__What you are asked to do__
Your task is to copy each line that has the word "text".
── Recorded data
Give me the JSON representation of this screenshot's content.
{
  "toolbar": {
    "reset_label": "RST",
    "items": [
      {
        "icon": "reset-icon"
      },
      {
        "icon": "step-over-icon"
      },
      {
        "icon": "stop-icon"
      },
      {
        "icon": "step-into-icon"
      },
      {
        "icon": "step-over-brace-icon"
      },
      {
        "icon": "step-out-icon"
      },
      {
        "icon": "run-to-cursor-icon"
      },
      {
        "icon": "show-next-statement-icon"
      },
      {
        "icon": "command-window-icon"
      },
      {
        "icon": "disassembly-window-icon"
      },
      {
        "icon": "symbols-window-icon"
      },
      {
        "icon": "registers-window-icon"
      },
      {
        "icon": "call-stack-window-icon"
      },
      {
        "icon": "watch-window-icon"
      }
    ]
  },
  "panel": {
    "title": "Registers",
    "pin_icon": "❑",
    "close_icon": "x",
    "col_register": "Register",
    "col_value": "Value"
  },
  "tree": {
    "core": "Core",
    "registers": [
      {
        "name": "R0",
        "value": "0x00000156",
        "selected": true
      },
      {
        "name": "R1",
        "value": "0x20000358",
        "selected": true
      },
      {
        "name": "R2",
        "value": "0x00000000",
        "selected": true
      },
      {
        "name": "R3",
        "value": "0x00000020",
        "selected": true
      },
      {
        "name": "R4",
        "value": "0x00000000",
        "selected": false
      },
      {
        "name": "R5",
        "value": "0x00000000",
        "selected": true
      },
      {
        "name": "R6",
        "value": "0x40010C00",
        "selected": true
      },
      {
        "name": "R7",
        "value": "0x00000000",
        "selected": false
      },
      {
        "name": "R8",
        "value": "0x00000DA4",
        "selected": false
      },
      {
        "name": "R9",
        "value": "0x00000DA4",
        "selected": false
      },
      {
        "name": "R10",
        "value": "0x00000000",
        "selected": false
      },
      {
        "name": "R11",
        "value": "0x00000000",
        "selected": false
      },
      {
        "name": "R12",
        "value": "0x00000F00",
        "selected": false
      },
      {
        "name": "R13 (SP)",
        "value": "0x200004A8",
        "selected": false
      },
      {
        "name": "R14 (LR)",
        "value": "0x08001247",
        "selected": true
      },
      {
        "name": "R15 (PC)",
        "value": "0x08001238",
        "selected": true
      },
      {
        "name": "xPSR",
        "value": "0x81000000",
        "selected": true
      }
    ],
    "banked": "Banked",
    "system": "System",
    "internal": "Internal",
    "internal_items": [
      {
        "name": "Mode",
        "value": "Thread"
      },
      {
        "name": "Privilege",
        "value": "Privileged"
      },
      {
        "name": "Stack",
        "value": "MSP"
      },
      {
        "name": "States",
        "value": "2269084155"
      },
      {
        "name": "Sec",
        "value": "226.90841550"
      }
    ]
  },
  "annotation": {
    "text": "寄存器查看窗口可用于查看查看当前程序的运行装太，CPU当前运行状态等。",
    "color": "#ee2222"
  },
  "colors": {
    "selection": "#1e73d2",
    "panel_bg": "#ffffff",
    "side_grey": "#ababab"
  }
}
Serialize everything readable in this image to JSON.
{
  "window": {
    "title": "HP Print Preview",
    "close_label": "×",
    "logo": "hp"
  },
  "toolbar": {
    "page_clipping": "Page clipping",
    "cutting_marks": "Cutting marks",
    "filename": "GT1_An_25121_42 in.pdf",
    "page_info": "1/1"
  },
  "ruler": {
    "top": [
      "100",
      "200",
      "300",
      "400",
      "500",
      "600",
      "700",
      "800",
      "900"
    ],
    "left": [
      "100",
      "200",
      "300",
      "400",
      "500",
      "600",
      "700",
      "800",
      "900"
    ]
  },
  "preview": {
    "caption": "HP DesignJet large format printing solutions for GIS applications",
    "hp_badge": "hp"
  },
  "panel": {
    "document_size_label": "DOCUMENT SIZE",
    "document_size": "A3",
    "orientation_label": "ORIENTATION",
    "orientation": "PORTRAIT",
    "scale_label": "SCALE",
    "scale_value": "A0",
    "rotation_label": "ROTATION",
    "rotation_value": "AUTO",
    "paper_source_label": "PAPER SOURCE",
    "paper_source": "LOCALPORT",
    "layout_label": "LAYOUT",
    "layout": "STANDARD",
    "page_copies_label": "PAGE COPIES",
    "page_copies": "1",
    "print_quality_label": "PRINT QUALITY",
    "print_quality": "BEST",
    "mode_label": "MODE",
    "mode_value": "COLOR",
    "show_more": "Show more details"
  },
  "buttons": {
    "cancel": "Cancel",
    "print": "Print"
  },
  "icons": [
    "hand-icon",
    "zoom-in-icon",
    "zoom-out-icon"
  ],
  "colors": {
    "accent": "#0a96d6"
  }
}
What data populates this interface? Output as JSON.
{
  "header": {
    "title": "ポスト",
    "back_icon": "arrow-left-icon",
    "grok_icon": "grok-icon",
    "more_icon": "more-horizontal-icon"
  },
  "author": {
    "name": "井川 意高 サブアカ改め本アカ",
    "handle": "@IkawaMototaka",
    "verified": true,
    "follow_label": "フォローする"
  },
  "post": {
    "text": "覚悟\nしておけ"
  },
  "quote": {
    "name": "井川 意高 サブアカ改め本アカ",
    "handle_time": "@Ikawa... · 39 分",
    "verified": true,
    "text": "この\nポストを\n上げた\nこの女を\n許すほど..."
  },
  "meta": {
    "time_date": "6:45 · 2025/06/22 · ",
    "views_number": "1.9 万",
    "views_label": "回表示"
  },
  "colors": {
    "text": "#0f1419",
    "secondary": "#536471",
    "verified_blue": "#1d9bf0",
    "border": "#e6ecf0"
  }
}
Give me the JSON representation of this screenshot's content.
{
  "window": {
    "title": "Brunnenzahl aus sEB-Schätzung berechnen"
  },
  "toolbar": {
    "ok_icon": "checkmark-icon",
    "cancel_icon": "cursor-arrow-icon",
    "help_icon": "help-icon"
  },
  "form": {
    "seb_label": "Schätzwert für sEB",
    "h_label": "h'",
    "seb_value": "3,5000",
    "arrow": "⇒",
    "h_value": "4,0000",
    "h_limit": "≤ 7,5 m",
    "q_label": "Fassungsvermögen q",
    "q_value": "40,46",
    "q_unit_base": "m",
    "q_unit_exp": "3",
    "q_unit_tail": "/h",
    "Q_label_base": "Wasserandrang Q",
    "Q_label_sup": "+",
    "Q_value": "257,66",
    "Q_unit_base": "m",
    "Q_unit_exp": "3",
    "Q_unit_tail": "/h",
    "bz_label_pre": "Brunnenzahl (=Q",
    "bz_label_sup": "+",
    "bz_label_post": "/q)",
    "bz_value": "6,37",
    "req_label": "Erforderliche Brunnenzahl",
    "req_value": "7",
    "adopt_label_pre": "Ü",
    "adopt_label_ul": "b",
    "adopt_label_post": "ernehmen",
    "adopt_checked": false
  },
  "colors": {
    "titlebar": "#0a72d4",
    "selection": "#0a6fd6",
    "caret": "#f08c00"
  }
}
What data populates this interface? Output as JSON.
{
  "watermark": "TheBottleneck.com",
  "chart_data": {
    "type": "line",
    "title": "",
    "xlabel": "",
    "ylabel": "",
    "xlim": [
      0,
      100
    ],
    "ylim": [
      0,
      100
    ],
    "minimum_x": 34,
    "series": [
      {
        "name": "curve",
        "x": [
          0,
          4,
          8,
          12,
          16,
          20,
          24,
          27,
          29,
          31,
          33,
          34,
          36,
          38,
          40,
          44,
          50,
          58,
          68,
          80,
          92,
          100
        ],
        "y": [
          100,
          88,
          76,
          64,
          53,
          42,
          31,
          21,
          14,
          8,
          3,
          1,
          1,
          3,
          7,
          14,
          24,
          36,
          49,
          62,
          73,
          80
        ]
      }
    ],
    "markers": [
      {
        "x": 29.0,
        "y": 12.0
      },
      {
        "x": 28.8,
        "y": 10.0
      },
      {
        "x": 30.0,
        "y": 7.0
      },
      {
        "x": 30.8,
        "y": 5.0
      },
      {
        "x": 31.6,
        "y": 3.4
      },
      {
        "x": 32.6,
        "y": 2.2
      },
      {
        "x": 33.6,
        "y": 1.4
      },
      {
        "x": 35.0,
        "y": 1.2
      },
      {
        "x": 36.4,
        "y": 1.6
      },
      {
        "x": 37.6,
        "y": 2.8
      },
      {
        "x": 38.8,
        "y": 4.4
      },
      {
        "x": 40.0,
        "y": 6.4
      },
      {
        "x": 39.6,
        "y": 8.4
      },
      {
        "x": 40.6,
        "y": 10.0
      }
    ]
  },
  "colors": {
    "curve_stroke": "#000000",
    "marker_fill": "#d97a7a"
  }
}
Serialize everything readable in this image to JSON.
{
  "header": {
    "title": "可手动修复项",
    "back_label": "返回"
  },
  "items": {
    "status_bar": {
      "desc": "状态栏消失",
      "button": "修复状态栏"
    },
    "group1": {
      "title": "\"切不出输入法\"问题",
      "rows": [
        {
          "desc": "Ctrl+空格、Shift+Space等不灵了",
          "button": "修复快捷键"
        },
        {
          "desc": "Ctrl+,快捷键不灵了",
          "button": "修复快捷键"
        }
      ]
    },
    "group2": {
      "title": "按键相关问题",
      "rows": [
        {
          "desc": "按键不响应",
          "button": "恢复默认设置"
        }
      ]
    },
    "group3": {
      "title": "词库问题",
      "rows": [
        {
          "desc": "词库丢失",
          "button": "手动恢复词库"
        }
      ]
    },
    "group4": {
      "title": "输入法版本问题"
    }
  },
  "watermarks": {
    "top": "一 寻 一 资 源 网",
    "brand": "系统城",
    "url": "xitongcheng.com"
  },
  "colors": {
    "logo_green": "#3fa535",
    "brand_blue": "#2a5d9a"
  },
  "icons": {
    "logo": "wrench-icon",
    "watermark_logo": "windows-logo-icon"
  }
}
────
__Result of this exercise__
    "text": "寄存器查看窗口可用于查看查看当前程序的运行装太，CPU当前运行状态等。",
    "text": "覚悟\nしておけ"
    "text": "この\nポストを\n上げた\nこの女を\n許すほど..."
    "text": "#0f1419",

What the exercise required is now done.